Provided entries:
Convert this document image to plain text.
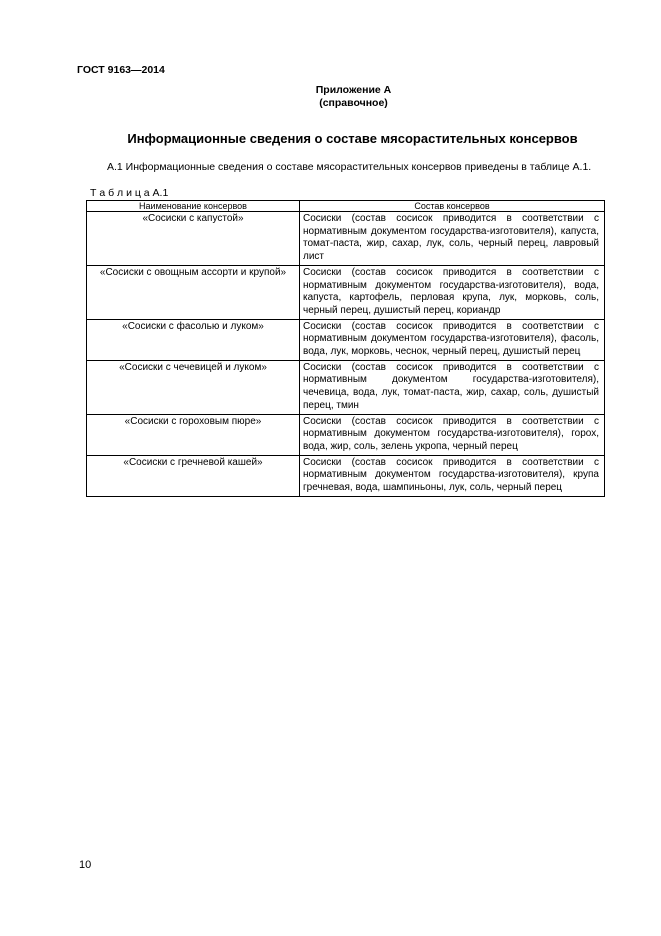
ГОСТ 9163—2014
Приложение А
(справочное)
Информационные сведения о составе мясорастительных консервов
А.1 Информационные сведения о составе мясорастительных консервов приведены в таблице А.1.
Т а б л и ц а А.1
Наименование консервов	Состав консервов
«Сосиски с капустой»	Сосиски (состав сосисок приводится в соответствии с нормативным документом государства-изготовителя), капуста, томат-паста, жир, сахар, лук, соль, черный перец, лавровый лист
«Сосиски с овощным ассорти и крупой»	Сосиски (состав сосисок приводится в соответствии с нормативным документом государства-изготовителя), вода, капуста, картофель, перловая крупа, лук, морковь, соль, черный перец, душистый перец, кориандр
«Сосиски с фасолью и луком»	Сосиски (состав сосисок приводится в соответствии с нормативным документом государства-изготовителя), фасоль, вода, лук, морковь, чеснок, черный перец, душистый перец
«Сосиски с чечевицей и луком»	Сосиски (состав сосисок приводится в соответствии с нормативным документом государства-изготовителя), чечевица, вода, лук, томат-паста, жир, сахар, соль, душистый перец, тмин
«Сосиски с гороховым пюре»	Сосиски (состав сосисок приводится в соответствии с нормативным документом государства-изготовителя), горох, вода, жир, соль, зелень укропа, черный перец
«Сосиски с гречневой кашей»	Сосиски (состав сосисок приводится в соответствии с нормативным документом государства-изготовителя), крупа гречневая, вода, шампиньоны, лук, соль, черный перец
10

Exercise directions:
Copy out all lines where the word "составе" appears.

Reply:
Информационные сведения о составе мясорастительных консервов
А.1 Информационные сведения о составе мясорастительных консервов приведены в таблице А.1.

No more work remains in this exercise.